SET EXERCISE 1 –
Copy the part of the well-ordering question that opens with the words containing "# Does every" and closes with "this is possible.".

DOCUMENT SEGMENT –
# Does every well-ordered set obeying the non-induction Peano axioms have a well-ordering compatible with the successor operation?

Let $$N$$ be a well-ordered set together with a unary operation $$s$$ that obeys the following axioms (they are just the Peano axioms without induction):

1. $$0 \in N$$
2. for each $$n \in N$$ we have $$s(n) \in N$$
3. for every $$n \in N$$ we have $$s(n) \ne 0$$
4. for all $$n,m \in N$$, if $$s(n) = s(m)$$ then $$n=m$$.

Importantly, I do not assume that the well-order $$\leq_N$$ that comes with $$N$$ is compatible with the successor operation $$s$$.

From Exercise 1 in these notes I am aware that if I started with just a well-ordered set (but no successor operation), then I can define a successor by the formula $$s(n) = \min((n, +\infty])$$. I want to know if a kind of converse to this is possible.

To be more precise, my question is: does there always exist a well-ordering of $$N$$ (which is potentially very different from $$\leq_N$$) such that $$s(n) = \min((n, +\infty])$$? If so, please provide a proof. If not, please give a counterexample.

To anticipate a potential confusion: it is not possible to use the well-ordering $$\leq_N$$ in order to prove that induction holds in $$N$$, and then use induction to recursively define addition and from there define the usual ordering on the natural numbers. This is because, as I understand it, well-ordering only proves induction if we additionally assume that every non-zero element has a predecessor. I am specifically not assuming this additional property.

SET EXERCISE 2 –
In the entries below, rewrite the lines from the one containing "Detect and localize" through the one containing "300, 268, 354]" as a numbered list, skipping any blank lines. Leave the picture out of the list.

RECORDS FOR THE TASK –

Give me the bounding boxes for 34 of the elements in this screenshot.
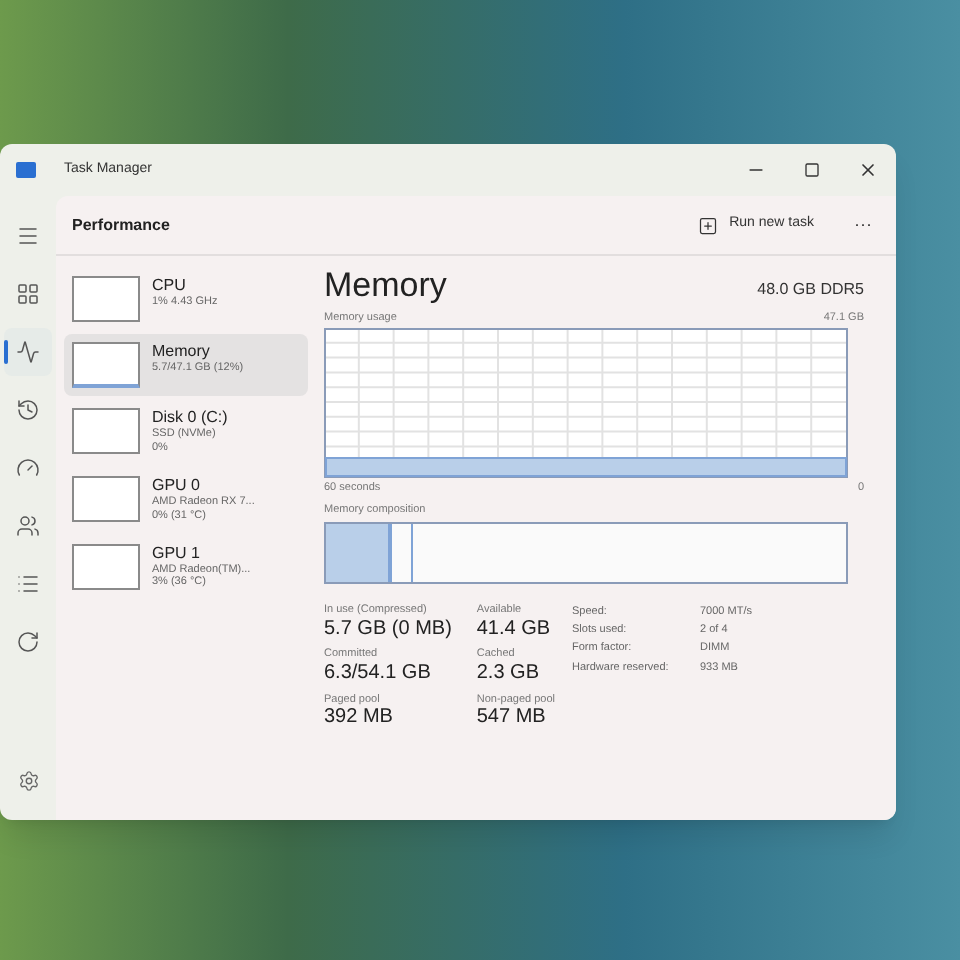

==

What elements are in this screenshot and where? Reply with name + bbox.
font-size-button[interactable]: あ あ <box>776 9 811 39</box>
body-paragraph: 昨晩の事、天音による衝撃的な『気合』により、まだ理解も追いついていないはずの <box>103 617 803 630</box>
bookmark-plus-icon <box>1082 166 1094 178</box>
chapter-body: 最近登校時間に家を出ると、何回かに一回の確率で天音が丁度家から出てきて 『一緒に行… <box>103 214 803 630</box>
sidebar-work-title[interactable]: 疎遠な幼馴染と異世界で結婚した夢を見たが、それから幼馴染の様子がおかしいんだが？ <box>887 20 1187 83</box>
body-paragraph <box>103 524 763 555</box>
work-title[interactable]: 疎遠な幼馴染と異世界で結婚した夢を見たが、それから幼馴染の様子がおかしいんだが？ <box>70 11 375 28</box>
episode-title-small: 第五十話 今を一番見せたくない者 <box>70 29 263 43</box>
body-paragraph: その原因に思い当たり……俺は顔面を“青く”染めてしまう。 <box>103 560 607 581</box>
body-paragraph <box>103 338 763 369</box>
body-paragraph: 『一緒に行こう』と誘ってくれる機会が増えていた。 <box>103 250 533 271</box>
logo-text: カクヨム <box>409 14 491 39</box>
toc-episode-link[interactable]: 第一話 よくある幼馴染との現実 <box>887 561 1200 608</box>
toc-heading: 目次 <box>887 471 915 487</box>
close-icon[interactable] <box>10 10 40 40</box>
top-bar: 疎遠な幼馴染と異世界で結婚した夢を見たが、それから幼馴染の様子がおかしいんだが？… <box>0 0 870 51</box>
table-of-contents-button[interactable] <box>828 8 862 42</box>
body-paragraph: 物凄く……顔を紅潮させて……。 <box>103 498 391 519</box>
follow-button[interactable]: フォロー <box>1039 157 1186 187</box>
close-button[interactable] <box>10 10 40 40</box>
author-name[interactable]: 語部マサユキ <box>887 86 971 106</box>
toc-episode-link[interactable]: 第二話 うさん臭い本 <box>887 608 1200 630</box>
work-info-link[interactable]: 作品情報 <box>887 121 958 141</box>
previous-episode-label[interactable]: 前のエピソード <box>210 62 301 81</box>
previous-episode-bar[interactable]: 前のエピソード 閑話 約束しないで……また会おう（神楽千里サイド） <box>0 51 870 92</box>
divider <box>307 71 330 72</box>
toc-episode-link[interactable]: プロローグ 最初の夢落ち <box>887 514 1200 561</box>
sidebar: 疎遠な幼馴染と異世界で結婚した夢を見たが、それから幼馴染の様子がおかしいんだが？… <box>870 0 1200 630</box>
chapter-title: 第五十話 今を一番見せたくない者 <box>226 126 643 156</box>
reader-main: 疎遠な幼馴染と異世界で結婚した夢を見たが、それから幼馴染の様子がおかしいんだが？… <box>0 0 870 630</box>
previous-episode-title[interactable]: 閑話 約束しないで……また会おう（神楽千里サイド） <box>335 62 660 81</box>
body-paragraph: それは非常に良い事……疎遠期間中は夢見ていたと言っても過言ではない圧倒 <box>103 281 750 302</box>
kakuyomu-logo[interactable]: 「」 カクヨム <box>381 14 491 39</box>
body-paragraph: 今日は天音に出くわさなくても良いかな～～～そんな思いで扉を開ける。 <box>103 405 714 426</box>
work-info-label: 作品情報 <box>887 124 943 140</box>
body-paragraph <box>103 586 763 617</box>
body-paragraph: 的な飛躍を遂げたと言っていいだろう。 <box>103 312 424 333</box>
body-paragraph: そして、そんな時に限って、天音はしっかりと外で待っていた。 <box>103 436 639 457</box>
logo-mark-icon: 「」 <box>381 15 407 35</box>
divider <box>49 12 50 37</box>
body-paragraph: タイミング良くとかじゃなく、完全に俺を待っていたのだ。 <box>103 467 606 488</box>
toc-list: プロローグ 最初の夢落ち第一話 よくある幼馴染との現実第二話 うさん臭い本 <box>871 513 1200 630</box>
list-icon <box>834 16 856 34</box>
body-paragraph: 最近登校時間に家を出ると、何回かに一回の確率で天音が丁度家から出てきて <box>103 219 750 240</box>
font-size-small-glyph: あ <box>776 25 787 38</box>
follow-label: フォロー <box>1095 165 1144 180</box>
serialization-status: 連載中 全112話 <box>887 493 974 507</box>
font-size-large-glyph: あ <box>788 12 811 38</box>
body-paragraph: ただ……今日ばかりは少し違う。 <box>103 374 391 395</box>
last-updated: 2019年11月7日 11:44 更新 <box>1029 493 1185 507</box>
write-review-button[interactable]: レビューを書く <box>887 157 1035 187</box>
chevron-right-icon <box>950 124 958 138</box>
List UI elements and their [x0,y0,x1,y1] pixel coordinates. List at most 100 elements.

---

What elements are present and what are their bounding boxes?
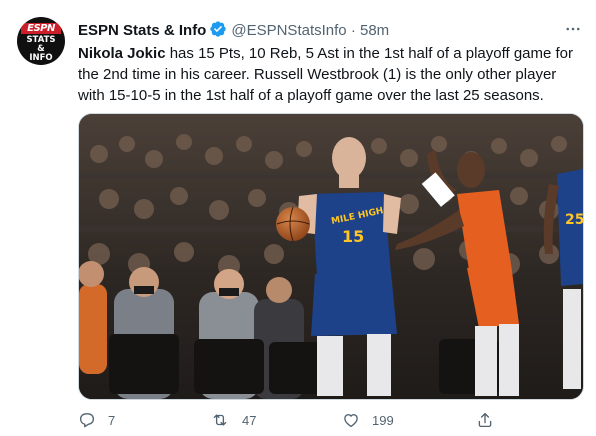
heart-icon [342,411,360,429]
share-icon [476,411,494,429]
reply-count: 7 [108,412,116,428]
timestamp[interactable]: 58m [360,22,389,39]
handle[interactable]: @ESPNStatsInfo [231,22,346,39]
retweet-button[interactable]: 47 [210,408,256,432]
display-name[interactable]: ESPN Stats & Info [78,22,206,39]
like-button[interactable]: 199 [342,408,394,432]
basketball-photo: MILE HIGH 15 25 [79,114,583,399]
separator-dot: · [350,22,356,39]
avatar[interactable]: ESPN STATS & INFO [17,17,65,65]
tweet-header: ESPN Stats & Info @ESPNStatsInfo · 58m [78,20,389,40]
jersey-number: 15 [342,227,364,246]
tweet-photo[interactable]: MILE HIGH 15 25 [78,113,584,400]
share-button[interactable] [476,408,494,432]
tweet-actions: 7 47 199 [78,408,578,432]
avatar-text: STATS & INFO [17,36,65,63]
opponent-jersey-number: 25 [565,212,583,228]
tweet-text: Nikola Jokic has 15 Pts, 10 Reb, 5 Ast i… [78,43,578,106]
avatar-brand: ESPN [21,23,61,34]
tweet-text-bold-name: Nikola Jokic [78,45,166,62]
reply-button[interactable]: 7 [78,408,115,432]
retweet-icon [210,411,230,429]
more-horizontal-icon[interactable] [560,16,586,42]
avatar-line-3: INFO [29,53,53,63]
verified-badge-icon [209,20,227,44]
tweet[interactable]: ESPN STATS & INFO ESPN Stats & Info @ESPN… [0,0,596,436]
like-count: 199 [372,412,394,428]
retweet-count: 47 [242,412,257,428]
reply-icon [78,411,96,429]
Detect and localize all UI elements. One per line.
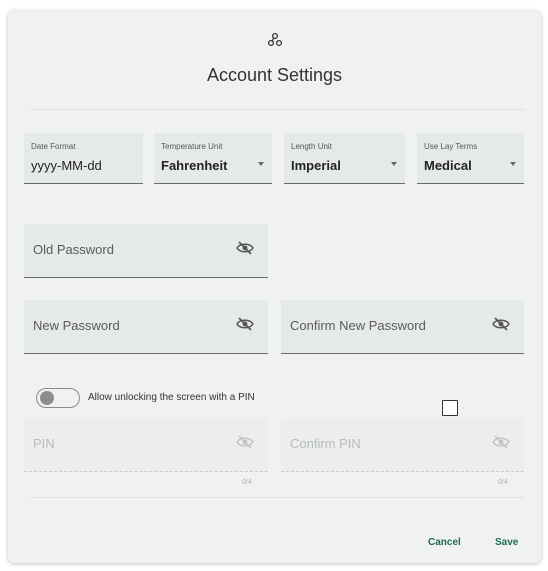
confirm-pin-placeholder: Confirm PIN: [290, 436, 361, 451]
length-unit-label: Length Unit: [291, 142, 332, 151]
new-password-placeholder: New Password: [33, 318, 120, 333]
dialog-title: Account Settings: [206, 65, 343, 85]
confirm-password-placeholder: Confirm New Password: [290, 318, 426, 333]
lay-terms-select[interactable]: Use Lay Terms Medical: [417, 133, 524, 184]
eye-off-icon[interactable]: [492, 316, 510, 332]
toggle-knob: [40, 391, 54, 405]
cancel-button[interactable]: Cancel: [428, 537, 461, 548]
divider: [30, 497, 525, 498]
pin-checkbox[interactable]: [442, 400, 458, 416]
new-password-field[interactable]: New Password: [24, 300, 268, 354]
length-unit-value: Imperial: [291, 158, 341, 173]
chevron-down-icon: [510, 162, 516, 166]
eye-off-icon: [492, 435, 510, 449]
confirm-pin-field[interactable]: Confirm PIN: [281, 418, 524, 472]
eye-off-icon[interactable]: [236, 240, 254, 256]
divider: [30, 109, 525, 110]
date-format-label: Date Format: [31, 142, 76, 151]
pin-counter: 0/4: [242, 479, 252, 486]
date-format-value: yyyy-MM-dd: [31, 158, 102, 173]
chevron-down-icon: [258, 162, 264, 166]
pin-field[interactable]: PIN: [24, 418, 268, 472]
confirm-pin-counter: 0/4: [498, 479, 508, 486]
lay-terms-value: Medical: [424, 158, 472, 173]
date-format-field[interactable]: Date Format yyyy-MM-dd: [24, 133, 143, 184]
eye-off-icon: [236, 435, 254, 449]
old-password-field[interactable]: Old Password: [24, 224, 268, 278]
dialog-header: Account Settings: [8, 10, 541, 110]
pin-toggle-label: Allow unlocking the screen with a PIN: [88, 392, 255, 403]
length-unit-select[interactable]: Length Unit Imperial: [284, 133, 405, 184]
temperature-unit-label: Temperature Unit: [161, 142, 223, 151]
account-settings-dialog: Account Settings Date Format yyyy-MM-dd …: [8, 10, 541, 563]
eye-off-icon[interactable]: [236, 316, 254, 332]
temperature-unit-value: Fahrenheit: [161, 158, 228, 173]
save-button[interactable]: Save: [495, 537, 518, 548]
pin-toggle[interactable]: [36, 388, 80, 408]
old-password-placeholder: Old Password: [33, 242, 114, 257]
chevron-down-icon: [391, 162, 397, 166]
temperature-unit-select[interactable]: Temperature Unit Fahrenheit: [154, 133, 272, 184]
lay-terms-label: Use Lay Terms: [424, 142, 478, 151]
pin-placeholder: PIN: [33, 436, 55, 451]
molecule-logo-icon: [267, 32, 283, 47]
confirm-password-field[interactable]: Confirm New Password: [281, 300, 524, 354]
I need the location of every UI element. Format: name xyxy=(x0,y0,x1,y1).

CORRECT RESPONSE 1 –
# Does every well-ordered set obeying the non-induction Peano axioms have a well-ordering compatible with the successor operation?

Let $$N$$ be a well-ordered set together with a unary operation $$s$$ that obeys the following axioms (they are just the Peano axioms without induction):

1. $$0 \in N$$
2. for each $$n \in N$$ we have $$s(n) \in N$$
3. for every $$n \in N$$ we have $$s(n) \ne 0$$
4. for all $$n,m \in N$$, if $$s(n) = s(m)$$ then $$n=m$$.

Importantly, I do not assume that the well-order $$\leq_N$$ that comes with $$N$$ is compatible with the successor operation $$s$$.

From Exercise 1 in these notes I am aware that if I started with just a well-ordered set (but no successor operation), then I can define a successor by the formula $$s(n) = \min((n, +\infty])$$. I want to know if a kind of converse to this is possible.

CORRECT RESPONSE 2 –
1. Detect and localize all UI elements. One per line.
2. confirm-pin-placeholder: Confirm PIN: [290, 436, 361, 451]
3. length-unit-label: Length Unit: [291, 142, 332, 151]
4. new-password-placeholder: New Password: [33, 318, 120, 333]
5. dialog-title: Account Settings: [206, 65, 343, 85]
6. confirm-password-placeholder: Confirm New Password: [290, 318, 426, 333]
7. lay-terms-select[interactable]: Use Lay Terms Medical: [417, 133, 524, 184]
8. eye-off-icon[interactable]: [492, 316, 510, 332]
9. toggle-knob: [40, 391, 54, 405]
10. cancel-button[interactable]: Cancel: [428, 537, 461, 548]
11. divider: [30, 497, 525, 498]
12. pin-checkbox[interactable]: [442, 400, 458, 416]
13. new-password-field[interactable]: New Password: [24, 300, 268, 354]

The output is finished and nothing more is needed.